YOUR TASK:
Transcribe the records that follow in their entirety, omitting any pictures.

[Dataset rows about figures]
>> start
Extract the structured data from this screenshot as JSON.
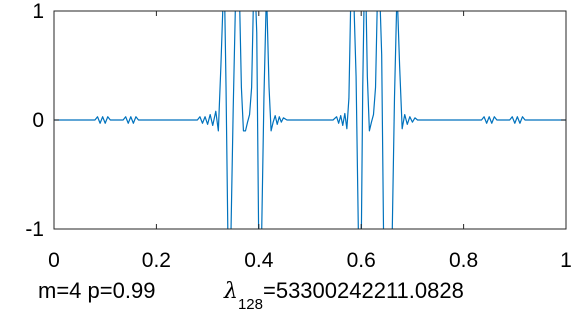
{
  "chart_data": {
    "type": "line",
    "title": "",
    "xlabel": "",
    "ylabel": "",
    "xlim": [
      0,
      1
    ],
    "ylim": [
      -1,
      1
    ],
    "xticks": [
      "0",
      "0.2",
      "0.4",
      "0.6",
      "0.8",
      "1"
    ],
    "yticks": [
      "1",
      "0",
      "-1"
    ],
    "grid": false,
    "colors": {
      "line": "#0072BD",
      "axes": "#262626"
    },
    "series": [
      {
        "x": [
          0,
          0.08,
          0.085,
          0.09,
          0.095,
          0.1,
          0.105,
          0.11,
          0.135,
          0.14,
          0.145,
          0.15,
          0.155,
          0.16,
          0.165,
          0.25,
          0.26,
          0.27,
          0.28,
          0.285,
          0.29,
          0.295,
          0.3,
          0.305,
          0.31,
          0.316,
          0.321,
          0.326,
          0.331,
          0.333,
          0.336,
          0.34,
          0.345,
          0.35,
          0.355,
          0.358,
          0.362,
          0.366,
          0.37,
          0.374,
          0.378,
          0.382,
          0.386,
          0.39,
          0.393,
          0.396,
          0.4,
          0.405,
          0.41,
          0.415,
          0.42,
          0.424,
          0.428,
          0.432,
          0.436,
          0.44,
          0.444,
          0.448,
          0.455,
          0.47,
          0.5,
          0.53,
          0.545,
          0.552,
          0.556,
          0.56,
          0.564,
          0.568,
          0.572,
          0.576,
          0.58,
          0.585,
          0.59,
          0.595,
          0.6,
          0.603,
          0.606,
          0.609,
          0.612,
          0.616,
          0.62,
          0.624,
          0.628,
          0.632,
          0.636,
          0.64,
          0.644,
          0.648,
          0.652,
          0.656,
          0.66,
          0.665,
          0.67,
          0.675,
          0.68,
          0.685,
          0.69,
          0.695,
          0.7,
          0.705,
          0.71,
          0.72,
          0.73,
          0.74,
          0.835,
          0.84,
          0.845,
          0.85,
          0.855,
          0.86,
          0.865,
          0.89,
          0.895,
          0.9,
          0.905,
          0.91,
          0.915,
          0.92,
          1
        ],
        "y": [
          0,
          0,
          0.03,
          -0.03,
          0.03,
          -0.03,
          0.03,
          0,
          0,
          0.03,
          -0.03,
          0.03,
          -0.03,
          0.03,
          0,
          0,
          0,
          0,
          0,
          0.03,
          -0.03,
          0.03,
          -0.04,
          0.05,
          -0.05,
          0.08,
          -0.1,
          0.5,
          1.2,
          1.2,
          0.3,
          -1.2,
          -1.2,
          0.1,
          1.2,
          1.2,
          1.2,
          0.3,
          -0.1,
          -0.1,
          -0.02,
          0.05,
          0.3,
          1.2,
          1.2,
          0.8,
          -1.2,
          -1.2,
          0.2,
          1.2,
          0.3,
          -0.1,
          -0.02,
          0.04,
          -0.04,
          0.03,
          -0.02,
          0.02,
          0,
          0,
          0,
          0,
          0,
          0.03,
          -0.03,
          0.04,
          -0.05,
          0.06,
          -0.08,
          0.2,
          1.2,
          1.2,
          0.4,
          -1.2,
          -1.2,
          0.3,
          1.2,
          1.2,
          0.4,
          -0.1,
          -0.02,
          0.05,
          0.3,
          1.2,
          1.2,
          0.6,
          -1.2,
          -1.2,
          -1.2,
          -1.2,
          -1.2,
          0.2,
          1.2,
          0.5,
          -0.08,
          0.05,
          -0.04,
          0.03,
          -0.02,
          0.02,
          0,
          0,
          0,
          0,
          0,
          0.03,
          -0.03,
          0.03,
          -0.03,
          0.03,
          0,
          0,
          0.03,
          -0.03,
          0.03,
          -0.03,
          0.03,
          0,
          0
        ]
      }
    ]
  },
  "caption": {
    "params": "m=4 p=0.99",
    "lambda_symbol": "λ",
    "lambda_subscript": "128",
    "lambda_value": "=53300242211.0828"
  }
}
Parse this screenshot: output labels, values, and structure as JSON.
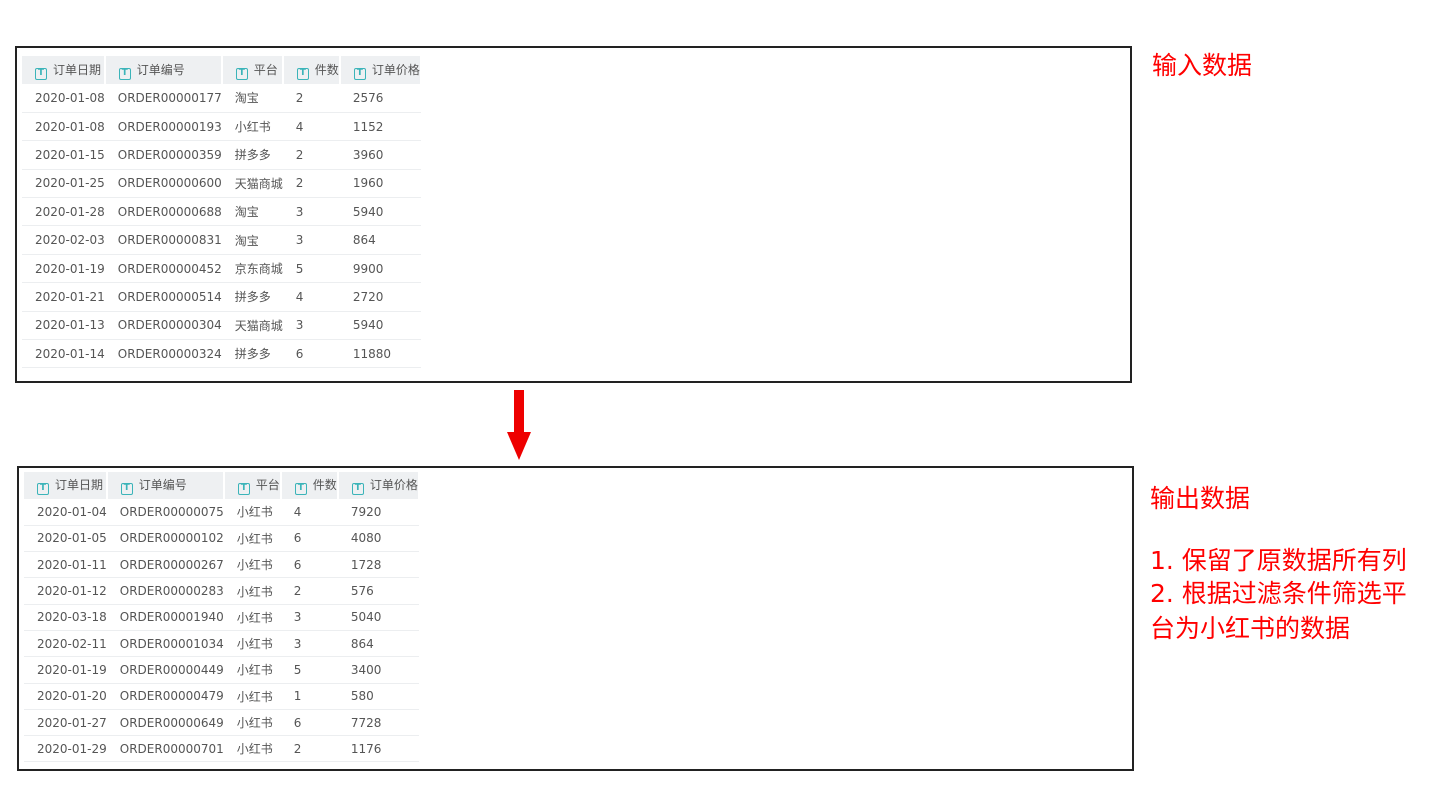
>> end
COMPLETED EXERCISE:
Extract the structured data from this screenshot as JSON.
{
  "chart_data": {
    "type": "line",
    "title": "",
    "xlabel": "",
    "ylabel": "",
    "xlim": [
      0,
      1
    ],
    "ylim": [
      -1,
      1
    ],
    "xticks": [
      "0",
      "0.2",
      "0.4",
      "0.6",
      "0.8",
      "1"
    ],
    "yticks": [
      "1",
      "0",
      "-1"
    ],
    "grid": false,
    "colors": {
      "line": "#0072BD",
      "axes": "#262626"
    },
    "series": [
      {
        "x": [
          0,
          0.08,
          0.085,
          0.09,
          0.095,
          0.1,
          0.105,
          0.11,
          0.135,
          0.14,
          0.145,
          0.15,
          0.155,
          0.16,
          0.165,
          0.25,
          0.26,
          0.27,
          0.28,
          0.285,
          0.29,
          0.295,
          0.3,
          0.305,
          0.31,
          0.316,
          0.321,
          0.326,
          0.331,
          0.333,
          0.336,
          0.34,
          0.345,
          0.35,
          0.355,
          0.358,
          0.362,
          0.366,
          0.37,
          0.374,
          0.378,
          0.382,
          0.386,
          0.39,
          0.393,
          0.396,
          0.4,
          0.405,
          0.41,
          0.415,
          0.42,
          0.424,
          0.428,
          0.432,
          0.436,
          0.44,
          0.444,
          0.448,
          0.455,
          0.47,
          0.5,
          0.53,
          0.545,
          0.552,
          0.556,
          0.56,
          0.564,
          0.568,
          0.572,
          0.576,
          0.58,
          0.585,
          0.59,
          0.595,
          0.6,
          0.603,
          0.606,
          0.609,
          0.612,
          0.616,
          0.62,
          0.624,
          0.628,
          0.632,
          0.636,
          0.64,
          0.644,
          0.648,
          0.652,
          0.656,
          0.66,
          0.665,
          0.67,
          0.675,
          0.68,
          0.685,
          0.69,
          0.695,
          0.7,
          0.705,
          0.71,
          0.72,
          0.73,
          0.74,
          0.835,
          0.84,
          0.845,
          0.85,
          0.855,
          0.86,
          0.865,
          0.89,
          0.895,
          0.9,
          0.905,
          0.91,
          0.915,
          0.92,
          1
        ],
        "y": [
          0,
          0,
          0.03,
          -0.03,
          0.03,
          -0.03,
          0.03,
          0,
          0,
          0.03,
          -0.03,
          0.03,
          -0.03,
          0.03,
          0,
          0,
          0,
          0,
          0,
          0.03,
          -0.03,
          0.03,
          -0.04,
          0.05,
          -0.05,
          0.08,
          -0.1,
          0.5,
          1.2,
          1.2,
          0.3,
          -1.2,
          -1.2,
          0.1,
          1.2,
          1.2,
          1.2,
          0.3,
          -0.1,
          -0.1,
          -0.02,
          0.05,
          0.3,
          1.2,
          1.2,
          0.8,
          -1.2,
          -1.2,
          0.2,
          1.2,
          0.3,
          -0.1,
          -0.02,
          0.04,
          -0.04,
          0.03,
          -0.02,
          0.02,
          0,
          0,
          0,
          0,
          0,
          0.03,
          -0.03,
          0.04,
          -0.05,
          0.06,
          -0.08,
          0.2,
          1.2,
          1.2,
          0.4,
          -1.2,
          -1.2,
          0.3,
          1.2,
          1.2,
          0.4,
          -0.1,
          -0.02,
          0.05,
          0.3,
          1.2,
          1.2,
          0.6,
          -1.2,
          -1.2,
          -1.2,
          -1.2,
          -1.2,
          0.2,
          1.2,
          0.5,
          -0.08,
          0.05,
          -0.04,
          0.03,
          -0.02,
          0.02,
          0,
          0,
          0,
          0,
          0,
          0.03,
          -0.03,
          0.03,
          -0.03,
          0.03,
          0,
          0,
          0.03,
          -0.03,
          0.03,
          -0.03,
          0.03,
          0,
          0
        ]
      }
    ]
  },
  "caption": {
    "params": "m=4 p=0.99",
    "lambda_symbol": "λ",
    "lambda_subscript": "128",
    "lambda_value": "=53300242211.0828"
  }
}
Parse this screenshot: output labels, values, and structure as JSON.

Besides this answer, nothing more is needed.